::: Records for processing

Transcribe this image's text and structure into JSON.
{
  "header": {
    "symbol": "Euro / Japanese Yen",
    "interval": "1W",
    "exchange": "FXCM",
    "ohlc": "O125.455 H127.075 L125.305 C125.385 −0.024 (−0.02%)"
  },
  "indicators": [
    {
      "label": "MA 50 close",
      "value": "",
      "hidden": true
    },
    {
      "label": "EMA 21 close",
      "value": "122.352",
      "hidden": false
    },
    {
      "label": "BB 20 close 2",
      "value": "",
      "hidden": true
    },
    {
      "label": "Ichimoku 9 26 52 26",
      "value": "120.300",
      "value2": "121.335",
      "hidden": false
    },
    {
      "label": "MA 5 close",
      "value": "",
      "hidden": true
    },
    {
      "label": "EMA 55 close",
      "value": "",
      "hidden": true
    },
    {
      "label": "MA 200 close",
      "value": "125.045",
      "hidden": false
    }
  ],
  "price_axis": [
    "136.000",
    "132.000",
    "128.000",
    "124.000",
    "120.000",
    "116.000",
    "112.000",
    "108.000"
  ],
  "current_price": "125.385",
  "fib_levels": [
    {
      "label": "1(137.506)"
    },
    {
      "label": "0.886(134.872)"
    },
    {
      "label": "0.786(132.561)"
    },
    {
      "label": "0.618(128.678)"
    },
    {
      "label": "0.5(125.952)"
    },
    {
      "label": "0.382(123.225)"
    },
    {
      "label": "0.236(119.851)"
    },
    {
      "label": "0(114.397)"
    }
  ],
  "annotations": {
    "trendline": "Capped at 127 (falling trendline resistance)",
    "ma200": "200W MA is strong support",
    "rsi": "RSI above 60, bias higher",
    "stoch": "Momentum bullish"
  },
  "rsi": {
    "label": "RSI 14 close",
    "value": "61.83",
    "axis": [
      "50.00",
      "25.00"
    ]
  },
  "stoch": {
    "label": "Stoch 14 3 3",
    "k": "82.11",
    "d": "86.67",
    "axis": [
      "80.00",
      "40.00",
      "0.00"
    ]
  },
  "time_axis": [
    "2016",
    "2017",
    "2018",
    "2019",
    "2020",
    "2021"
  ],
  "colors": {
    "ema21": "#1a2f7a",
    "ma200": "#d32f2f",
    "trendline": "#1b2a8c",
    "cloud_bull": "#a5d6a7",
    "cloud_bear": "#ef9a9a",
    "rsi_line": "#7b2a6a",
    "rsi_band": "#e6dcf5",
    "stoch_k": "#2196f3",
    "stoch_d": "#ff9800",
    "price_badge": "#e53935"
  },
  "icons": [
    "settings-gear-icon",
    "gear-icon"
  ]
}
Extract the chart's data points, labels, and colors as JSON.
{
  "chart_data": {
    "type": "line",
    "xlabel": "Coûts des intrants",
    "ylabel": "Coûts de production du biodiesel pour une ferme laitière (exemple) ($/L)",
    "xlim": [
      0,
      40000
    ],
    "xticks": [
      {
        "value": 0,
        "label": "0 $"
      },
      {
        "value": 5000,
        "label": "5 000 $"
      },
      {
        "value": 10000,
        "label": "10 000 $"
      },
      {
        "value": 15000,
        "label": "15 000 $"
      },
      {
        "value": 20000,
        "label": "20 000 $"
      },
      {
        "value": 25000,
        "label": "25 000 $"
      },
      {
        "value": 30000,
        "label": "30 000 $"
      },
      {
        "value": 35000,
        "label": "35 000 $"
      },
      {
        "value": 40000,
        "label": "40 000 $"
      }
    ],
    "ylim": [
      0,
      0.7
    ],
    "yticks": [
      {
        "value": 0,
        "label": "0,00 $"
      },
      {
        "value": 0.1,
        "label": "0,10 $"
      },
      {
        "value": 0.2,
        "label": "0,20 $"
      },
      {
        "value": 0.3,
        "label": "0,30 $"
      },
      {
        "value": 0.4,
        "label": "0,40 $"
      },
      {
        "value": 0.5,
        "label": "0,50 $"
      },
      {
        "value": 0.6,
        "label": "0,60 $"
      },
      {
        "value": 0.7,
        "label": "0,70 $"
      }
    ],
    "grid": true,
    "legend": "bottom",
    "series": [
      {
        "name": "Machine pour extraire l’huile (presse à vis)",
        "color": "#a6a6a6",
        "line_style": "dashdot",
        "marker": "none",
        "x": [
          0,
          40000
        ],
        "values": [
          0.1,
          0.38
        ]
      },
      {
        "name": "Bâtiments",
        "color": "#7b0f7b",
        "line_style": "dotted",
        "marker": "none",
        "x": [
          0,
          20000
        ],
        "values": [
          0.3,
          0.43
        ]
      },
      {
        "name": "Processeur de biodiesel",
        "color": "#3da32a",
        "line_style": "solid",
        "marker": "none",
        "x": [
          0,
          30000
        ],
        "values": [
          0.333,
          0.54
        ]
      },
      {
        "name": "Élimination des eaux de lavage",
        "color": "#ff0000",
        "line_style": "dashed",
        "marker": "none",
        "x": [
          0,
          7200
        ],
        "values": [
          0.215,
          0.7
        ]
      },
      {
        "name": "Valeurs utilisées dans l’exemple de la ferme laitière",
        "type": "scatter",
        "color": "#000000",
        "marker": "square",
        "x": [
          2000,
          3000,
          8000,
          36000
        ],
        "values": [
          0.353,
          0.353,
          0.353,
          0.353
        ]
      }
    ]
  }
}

::::::

Work required:
In the records above, find each line with the word "exemple" and copy it.

Right answer:
    "ylabel": "Coûts de production du biodiesel pour une ferme laitière (exemple) ($/L)",
        "name": "Valeurs utilisées dans l’exemple de la ferme laitière",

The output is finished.